* **Set exercise**
What follows is a set of records; repeat all of them exactly.

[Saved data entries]
········

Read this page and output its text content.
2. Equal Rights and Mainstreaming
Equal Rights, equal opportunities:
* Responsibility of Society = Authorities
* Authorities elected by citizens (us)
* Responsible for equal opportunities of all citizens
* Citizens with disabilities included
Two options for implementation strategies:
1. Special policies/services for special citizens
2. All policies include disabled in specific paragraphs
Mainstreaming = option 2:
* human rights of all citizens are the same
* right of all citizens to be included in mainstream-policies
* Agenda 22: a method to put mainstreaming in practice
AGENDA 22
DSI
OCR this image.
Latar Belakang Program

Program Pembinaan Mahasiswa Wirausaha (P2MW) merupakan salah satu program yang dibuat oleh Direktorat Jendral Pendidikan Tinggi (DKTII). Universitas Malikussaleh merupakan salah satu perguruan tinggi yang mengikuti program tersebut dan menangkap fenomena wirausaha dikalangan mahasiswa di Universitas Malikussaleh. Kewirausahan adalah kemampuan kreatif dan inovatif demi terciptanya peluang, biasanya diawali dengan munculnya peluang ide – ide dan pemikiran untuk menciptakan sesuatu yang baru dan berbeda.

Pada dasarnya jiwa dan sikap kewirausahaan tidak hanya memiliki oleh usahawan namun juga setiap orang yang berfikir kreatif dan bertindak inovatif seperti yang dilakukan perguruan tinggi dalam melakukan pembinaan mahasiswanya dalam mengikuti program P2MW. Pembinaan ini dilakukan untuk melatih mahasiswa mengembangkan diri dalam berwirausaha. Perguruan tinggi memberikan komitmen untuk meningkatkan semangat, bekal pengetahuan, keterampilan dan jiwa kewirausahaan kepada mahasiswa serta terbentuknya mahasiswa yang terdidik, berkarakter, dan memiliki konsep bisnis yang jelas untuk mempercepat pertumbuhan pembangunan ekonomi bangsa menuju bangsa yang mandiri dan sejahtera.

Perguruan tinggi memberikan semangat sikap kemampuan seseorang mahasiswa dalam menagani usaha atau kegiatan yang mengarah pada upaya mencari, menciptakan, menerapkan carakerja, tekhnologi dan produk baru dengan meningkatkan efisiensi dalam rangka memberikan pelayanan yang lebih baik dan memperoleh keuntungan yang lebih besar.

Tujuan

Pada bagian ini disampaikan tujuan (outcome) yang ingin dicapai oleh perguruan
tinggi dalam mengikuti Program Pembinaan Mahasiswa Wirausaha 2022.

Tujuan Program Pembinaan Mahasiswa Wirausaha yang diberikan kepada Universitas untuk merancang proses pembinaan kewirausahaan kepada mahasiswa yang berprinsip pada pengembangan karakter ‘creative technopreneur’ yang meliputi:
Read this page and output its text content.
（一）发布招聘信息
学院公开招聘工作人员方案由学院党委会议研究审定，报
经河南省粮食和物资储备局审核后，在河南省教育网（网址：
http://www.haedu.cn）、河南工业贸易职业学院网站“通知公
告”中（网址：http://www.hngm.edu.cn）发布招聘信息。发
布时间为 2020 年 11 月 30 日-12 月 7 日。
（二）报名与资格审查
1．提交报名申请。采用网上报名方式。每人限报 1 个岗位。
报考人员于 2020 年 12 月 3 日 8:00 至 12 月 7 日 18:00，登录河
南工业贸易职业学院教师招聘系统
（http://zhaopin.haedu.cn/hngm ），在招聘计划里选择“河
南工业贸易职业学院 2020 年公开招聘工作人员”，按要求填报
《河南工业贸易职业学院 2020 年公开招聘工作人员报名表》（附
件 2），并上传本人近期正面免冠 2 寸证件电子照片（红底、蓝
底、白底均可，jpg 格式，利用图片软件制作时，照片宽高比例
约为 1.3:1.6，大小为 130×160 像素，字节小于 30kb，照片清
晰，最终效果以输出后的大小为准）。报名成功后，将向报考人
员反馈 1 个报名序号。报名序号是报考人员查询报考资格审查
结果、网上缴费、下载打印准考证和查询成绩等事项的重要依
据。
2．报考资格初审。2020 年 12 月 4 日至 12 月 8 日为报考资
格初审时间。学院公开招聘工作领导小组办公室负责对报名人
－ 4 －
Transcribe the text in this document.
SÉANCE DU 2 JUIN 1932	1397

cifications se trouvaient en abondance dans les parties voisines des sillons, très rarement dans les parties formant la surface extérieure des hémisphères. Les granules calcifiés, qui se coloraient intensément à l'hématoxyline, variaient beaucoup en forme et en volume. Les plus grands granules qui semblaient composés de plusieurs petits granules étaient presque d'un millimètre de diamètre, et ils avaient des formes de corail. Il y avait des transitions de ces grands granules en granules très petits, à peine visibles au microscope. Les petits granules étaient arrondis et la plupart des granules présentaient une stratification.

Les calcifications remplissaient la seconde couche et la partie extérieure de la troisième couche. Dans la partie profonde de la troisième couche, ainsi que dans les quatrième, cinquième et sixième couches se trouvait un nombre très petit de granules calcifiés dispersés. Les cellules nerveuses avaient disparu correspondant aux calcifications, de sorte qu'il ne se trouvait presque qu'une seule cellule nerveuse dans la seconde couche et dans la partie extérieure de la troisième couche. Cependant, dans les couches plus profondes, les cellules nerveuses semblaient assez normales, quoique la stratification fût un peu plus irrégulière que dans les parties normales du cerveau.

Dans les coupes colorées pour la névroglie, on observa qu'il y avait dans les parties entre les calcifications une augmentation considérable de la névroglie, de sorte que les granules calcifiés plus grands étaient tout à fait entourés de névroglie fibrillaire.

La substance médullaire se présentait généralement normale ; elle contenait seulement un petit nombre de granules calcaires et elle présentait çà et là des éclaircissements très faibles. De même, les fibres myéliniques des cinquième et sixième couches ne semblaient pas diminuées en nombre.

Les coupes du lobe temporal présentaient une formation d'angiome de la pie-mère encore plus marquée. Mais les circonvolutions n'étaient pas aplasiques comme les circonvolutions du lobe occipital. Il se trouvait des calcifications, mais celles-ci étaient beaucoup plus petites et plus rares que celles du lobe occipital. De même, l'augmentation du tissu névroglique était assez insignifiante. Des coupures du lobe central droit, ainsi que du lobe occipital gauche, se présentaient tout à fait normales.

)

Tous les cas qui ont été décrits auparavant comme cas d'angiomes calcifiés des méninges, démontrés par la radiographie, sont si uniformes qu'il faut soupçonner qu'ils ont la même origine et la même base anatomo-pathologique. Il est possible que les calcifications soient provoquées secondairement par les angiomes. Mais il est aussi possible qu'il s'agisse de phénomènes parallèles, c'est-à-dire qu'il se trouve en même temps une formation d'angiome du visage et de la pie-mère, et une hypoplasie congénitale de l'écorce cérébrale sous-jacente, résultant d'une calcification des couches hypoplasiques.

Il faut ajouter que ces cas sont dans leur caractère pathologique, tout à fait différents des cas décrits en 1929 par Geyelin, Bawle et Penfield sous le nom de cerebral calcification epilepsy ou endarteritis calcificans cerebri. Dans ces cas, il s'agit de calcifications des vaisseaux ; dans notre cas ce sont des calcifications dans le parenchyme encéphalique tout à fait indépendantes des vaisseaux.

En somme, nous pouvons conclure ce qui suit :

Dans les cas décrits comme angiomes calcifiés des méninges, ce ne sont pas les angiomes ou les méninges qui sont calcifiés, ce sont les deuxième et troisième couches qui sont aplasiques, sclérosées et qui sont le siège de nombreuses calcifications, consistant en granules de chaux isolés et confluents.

········

* **Written reply**
Read this page and output its text content.
2. Equal Rights and Mainstreaming
Equal Rights, equal opportunities:
* Responsibility of Society = Authorities
* Authorities elected by citizens (us)
* Responsible for equal opportunities of all citizens
* Citizens with disabilities included
Two options for implementation strategies:
1. Special policies/services for special citizens
2. All policies include disabled in specific paragraphs
Mainstreaming = option 2:
* human rights of all citizens are the same
* right of all citizens to be included in mainstream-policies
* Agenda 22: a method to put mainstreaming in practice
AGENDA 22
DSI
OCR this image.
Latar Belakang Program

Program Pembinaan Mahasiswa Wirausaha (P2MW) merupakan salah satu program yang dibuat oleh Direktorat Jendral Pendidikan Tinggi (DKTII). Universitas Malikussaleh merupakan salah satu perguruan tinggi yang mengikuti program tersebut dan menangkap fenomena wirausaha dikalangan mahasiswa di Universitas Malikussaleh. Kewirausahan adalah kemampuan kreatif dan inovatif demi terciptanya peluang, biasanya diawali dengan munculnya peluang ide – ide dan pemikiran untuk menciptakan sesuatu yang baru dan berbeda.

Pada dasarnya jiwa dan sikap kewirausahaan tidak hanya memiliki oleh usahawan namun juga setiap orang yang berfikir kreatif dan bertindak inovatif seperti yang dilakukan perguruan tinggi dalam melakukan pembinaan mahasiswanya dalam mengikuti program P2MW. Pembinaan ini dilakukan untuk melatih mahasiswa mengembangkan diri dalam berwirausaha. Perguruan tinggi memberikan komitmen untuk meningkatkan semangat, bekal pengetahuan, keterampilan dan jiwa kewirausahaan kepada mahasiswa serta terbentuknya mahasiswa yang terdidik, berkarakter, dan memiliki konsep bisnis yang jelas untuk mempercepat pertumbuhan pembangunan ekonomi bangsa menuju bangsa yang mandiri dan sejahtera.

Perguruan tinggi memberikan semangat sikap kemampuan seseorang mahasiswa dalam menagani usaha atau kegiatan yang mengarah pada upaya mencari, menciptakan, menerapkan carakerja, tekhnologi dan produk baru dengan meningkatkan efisiensi dalam rangka memberikan pelayanan yang lebih baik dan memperoleh keuntungan yang lebih besar.

Tujuan

Pada bagian ini disampaikan tujuan (outcome) yang ingin dicapai oleh perguruan
tinggi dalam mengikuti Program Pembinaan Mahasiswa Wirausaha 2022.

Tujuan Program Pembinaan Mahasiswa Wirausaha yang diberikan kepada Universitas untuk merancang proses pembinaan kewirausahaan kepada mahasiswa yang berprinsip pada pengembangan karakter ‘creative technopreneur’ yang meliputi:
Read this page and output its text content.
（一）发布招聘信息
学院公开招聘工作人员方案由学院党委会议研究审定，报
经河南省粮食和物资储备局审核后，在河南省教育网（网址：
http://www.haedu.cn）、河南工业贸易职业学院网站“通知公
告”中（网址：http://www.hngm.edu.cn）发布招聘信息。发
布时间为 2020 年 11 月 30 日-12 月 7 日。
（二）报名与资格审查
1．提交报名申请。采用网上报名方式。每人限报 1 个岗位。
报考人员于 2020 年 12 月 3 日 8:00 至 12 月 7 日 18:00，登录河
南工业贸易职业学院教师招聘系统
（http://zhaopin.haedu.cn/hngm ），在招聘计划里选择“河
南工业贸易职业学院 2020 年公开招聘工作人员”，按要求填报
《河南工业贸易职业学院 2020 年公开招聘工作人员报名表》（附
件 2），并上传本人近期正面免冠 2 寸证件电子照片（红底、蓝
底、白底均可，jpg 格式，利用图片软件制作时，照片宽高比例
约为 1.3:1.6，大小为 130×160 像素，字节小于 30kb，照片清
晰，最终效果以输出后的大小为准）。报名成功后，将向报考人
员反馈 1 个报名序号。报名序号是报考人员查询报考资格审查
结果、网上缴费、下载打印准考证和查询成绩等事项的重要依
据。
2．报考资格初审。2020 年 12 月 4 日至 12 月 8 日为报考资
格初审时间。学院公开招聘工作领导小组办公室负责对报名人
－ 4 －
Transcribe the text in this document.
SÉANCE DU 2 JUIN 1932	1397

cifications se trouvaient en abondance dans les parties voisines des sillons, très rarement dans les parties formant la surface extérieure des hémisphères. Les granules calcifiés, qui se coloraient intensément à l'hématoxyline, variaient beaucoup en forme et en volume. Les plus grands granules qui semblaient composés de plusieurs petits granules étaient presque d'un millimètre de diamètre, et ils avaient des formes de corail. Il y avait des transitions de ces grands granules en granules très petits, à peine visibles au microscope. Les petits granules étaient arrondis et la plupart des granules présentaient une stratification.

Les calcifications remplissaient la seconde couche et la partie extérieure de la troisième couche. Dans la partie profonde de la troisième couche, ainsi que dans les quatrième, cinquième et sixième couches se trouvait un nombre très petit de granules calcifiés dispersés. Les cellules nerveuses avaient disparu correspondant aux calcifications, de sorte qu'il ne se trouvait presque qu'une seule cellule nerveuse dans la seconde couche et dans la partie extérieure de la troisième couche. Cependant, dans les couches plus profondes, les cellules nerveuses semblaient assez normales, quoique la stratification fût un peu plus irrégulière que dans les parties normales du cerveau.

Dans les coupes colorées pour la névroglie, on observa qu'il y avait dans les parties entre les calcifications une augmentation considérable de la névroglie, de sorte que les granules calcifiés plus grands étaient tout à fait entourés de névroglie fibrillaire.

La substance médullaire se présentait généralement normale ; elle contenait seulement un petit nombre de granules calcaires et elle présentait çà et là des éclaircissements très faibles. De même, les fibres myéliniques des cinquième et sixième couches ne semblaient pas diminuées en nombre.

Les coupes du lobe temporal présentaient une formation d'angiome de la pie-mère encore plus marquée. Mais les circonvolutions n'étaient pas aplasiques comme les circonvolutions du lobe occipital. Il se trouvait des calcifications, mais celles-ci étaient beaucoup plus petites et plus rares que celles du lobe occipital. De même, l'augmentation du tissu névroglique était assez insignifiante. Des coupures du lobe central droit, ainsi que du lobe occipital gauche, se présentaient tout à fait normales.

)

Tous les cas qui ont été décrits auparavant comme cas d'angiomes calcifiés des méninges, démontrés par la radiographie, sont si uniformes qu'il faut soupçonner qu'ils ont la même origine et la même base anatomo-pathologique. Il est possible que les calcifications soient provoquées secondairement par les angiomes. Mais il est aussi possible qu'il s'agisse de phénomènes parallèles, c'est-à-dire qu'il se trouve en même temps une formation d'angiome du visage et de la pie-mère, et une hypoplasie congénitale de l'écorce cérébrale sous-jacente, résultant d'une calcification des couches hypoplasiques.

Il faut ajouter que ces cas sont dans leur caractère pathologique, tout à fait différents des cas décrits en 1929 par Geyelin, Bawle et Penfield sous le nom de cerebral calcification epilepsy ou endarteritis calcificans cerebri. Dans ces cas, il s'agit de calcifications des vaisseaux ; dans notre cas ce sont des calcifications dans le parenchyme encéphalique tout à fait indépendantes des vaisseaux.

En somme, nous pouvons conclure ce qui suit :

Dans les cas décrits comme angiomes calcifiés des méninges, ce ne sont pas les angiomes ou les méninges qui sont calcifiés, ce sont les deuxième et troisième couches qui sont aplasiques, sclérosées et qui sont le siège de nombreuses calcifications, consistant en granules de chaux isolés et confluents.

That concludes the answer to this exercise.